#### PROBLEM REQUIREMENTS:
Provide the data again in its entirety, exactly as given.

Rows from a figure dataset:
++++++++++++++++++++

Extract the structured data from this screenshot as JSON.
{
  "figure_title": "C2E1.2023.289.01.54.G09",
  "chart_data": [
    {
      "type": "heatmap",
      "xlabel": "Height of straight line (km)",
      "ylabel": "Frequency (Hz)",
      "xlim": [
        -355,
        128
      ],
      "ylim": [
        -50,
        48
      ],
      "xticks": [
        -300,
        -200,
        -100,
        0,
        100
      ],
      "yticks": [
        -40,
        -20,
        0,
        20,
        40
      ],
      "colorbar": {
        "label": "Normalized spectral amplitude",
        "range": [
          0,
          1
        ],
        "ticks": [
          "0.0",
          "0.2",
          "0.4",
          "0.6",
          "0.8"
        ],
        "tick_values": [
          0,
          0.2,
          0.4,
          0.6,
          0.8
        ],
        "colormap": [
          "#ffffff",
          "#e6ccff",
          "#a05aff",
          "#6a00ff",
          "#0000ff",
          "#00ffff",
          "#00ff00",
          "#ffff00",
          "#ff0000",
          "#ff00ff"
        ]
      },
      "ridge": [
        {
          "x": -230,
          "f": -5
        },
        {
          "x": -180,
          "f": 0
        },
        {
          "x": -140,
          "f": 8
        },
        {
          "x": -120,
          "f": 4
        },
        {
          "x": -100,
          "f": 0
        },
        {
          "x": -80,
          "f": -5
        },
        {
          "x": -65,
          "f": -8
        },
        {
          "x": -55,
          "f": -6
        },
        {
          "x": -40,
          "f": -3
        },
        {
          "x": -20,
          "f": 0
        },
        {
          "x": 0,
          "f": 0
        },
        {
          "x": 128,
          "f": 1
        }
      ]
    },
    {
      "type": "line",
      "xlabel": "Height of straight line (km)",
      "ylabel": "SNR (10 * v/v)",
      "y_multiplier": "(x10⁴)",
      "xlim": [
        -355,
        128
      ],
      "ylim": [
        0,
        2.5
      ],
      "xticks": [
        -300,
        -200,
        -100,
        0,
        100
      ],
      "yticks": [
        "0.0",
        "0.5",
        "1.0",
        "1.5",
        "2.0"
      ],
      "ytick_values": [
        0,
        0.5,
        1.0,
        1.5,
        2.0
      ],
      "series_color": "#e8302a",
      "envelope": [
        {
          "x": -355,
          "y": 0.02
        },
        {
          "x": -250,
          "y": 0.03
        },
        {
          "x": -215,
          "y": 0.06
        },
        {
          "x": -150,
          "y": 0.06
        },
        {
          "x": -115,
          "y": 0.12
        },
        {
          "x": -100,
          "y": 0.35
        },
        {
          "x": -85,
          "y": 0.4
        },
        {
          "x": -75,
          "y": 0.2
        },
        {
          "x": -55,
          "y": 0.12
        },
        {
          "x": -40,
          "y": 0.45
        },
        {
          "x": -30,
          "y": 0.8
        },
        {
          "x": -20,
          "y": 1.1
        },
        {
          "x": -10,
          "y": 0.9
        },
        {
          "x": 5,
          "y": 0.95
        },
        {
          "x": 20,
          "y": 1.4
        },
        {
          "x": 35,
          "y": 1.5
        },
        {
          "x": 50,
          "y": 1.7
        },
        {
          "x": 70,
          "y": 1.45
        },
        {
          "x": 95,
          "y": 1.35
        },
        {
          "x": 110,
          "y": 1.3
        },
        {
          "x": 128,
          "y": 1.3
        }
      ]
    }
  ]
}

++++++++++++++++++++

#### WORKED ANSWER:
Extract the structured data from this screenshot as JSON.
{
  "figure_title": "C2E1.2023.289.01.54.G09",
  "chart_data": [
    {
      "type": "heatmap",
      "xlabel": "Height of straight line (km)",
      "ylabel": "Frequency (Hz)",
      "xlim": [
        -355,
        128
      ],
      "ylim": [
        -50,
        48
      ],
      "xticks": [
        -300,
        -200,
        -100,
        0,
        100
      ],
      "yticks": [
        -40,
        -20,
        0,
        20,
        40
      ],
      "colorbar": {
        "label": "Normalized spectral amplitude",
        "range": [
          0,
          1
        ],
        "ticks": [
          "0.0",
          "0.2",
          "0.4",
          "0.6",
          "0.8"
        ],
        "tick_values": [
          0,
          0.2,
          0.4,
          0.6,
          0.8
        ],
        "colormap": [
          "#ffffff",
          "#e6ccff",
          "#a05aff",
          "#6a00ff",
          "#0000ff",
          "#00ffff",
          "#00ff00",
          "#ffff00",
          "#ff0000",
          "#ff00ff"
        ]
      },
      "ridge": [
        {
          "x": -230,
          "f": -5
        },
        {
          "x": -180,
          "f": 0
        },
        {
          "x": -140,
          "f": 8
        },
        {
          "x": -120,
          "f": 4
        },
        {
          "x": -100,
          "f": 0
        },
        {
          "x": -80,
          "f": -5
        },
        {
          "x": -65,
          "f": -8
        },
        {
          "x": -55,
          "f": -6
        },
        {
          "x": -40,
          "f": -3
        },
        {
          "x": -20,
          "f": 0
        },
        {
          "x": 0,
          "f": 0
        },
        {
          "x": 128,
          "f": 1
        }
      ]
    },
    {
      "type": "line",
      "xlabel": "Height of straight line (km)",
      "ylabel": "SNR (10 * v/v)",
      "y_multiplier": "(x10⁴)",
      "xlim": [
        -355,
        128
      ],
      "ylim": [
        0,
        2.5
      ],
      "xticks": [
        -300,
        -200,
        -100,
        0,
        100
      ],
      "yticks": [
        "0.0",
        "0.5",
        "1.0",
        "1.5",
        "2.0"
      ],
      "ytick_values": [
        0,
        0.5,
        1.0,
        1.5,
        2.0
      ],
      "series_color": "#e8302a",
      "envelope": [
        {
          "x": -355,
          "y": 0.02
        },
        {
          "x": -250,
          "y": 0.03
        },
        {
          "x": -215,
          "y": 0.06
        },
        {
          "x": -150,
          "y": 0.06
        },
        {
          "x": -115,
          "y": 0.12
        },
        {
          "x": -100,
          "y": 0.35
        },
        {
          "x": -85,
          "y": 0.4
        },
        {
          "x": -75,
          "y": 0.2
        },
        {
          "x": -55,
          "y": 0.12
        },
        {
          "x": -40,
          "y": 0.45
        },
        {
          "x": -30,
          "y": 0.8
        },
        {
          "x": -20,
          "y": 1.1
        },
        {
          "x": -10,
          "y": 0.9
        },
        {
          "x": 5,
          "y": 0.95
        },
        {
          "x": 20,
          "y": 1.4
        },
        {
          "x": 35,
          "y": 1.5
        },
        {
          "x": 50,
          "y": 1.7
        },
        {
          "x": 70,
          "y": 1.45
        },
        {
          "x": 95,
          "y": 1.35
        },
        {
          "x": 110,
          "y": 1.3
        },
        {
          "x": 128,
          "y": 1.3
        }
      ]
    }
  ]
}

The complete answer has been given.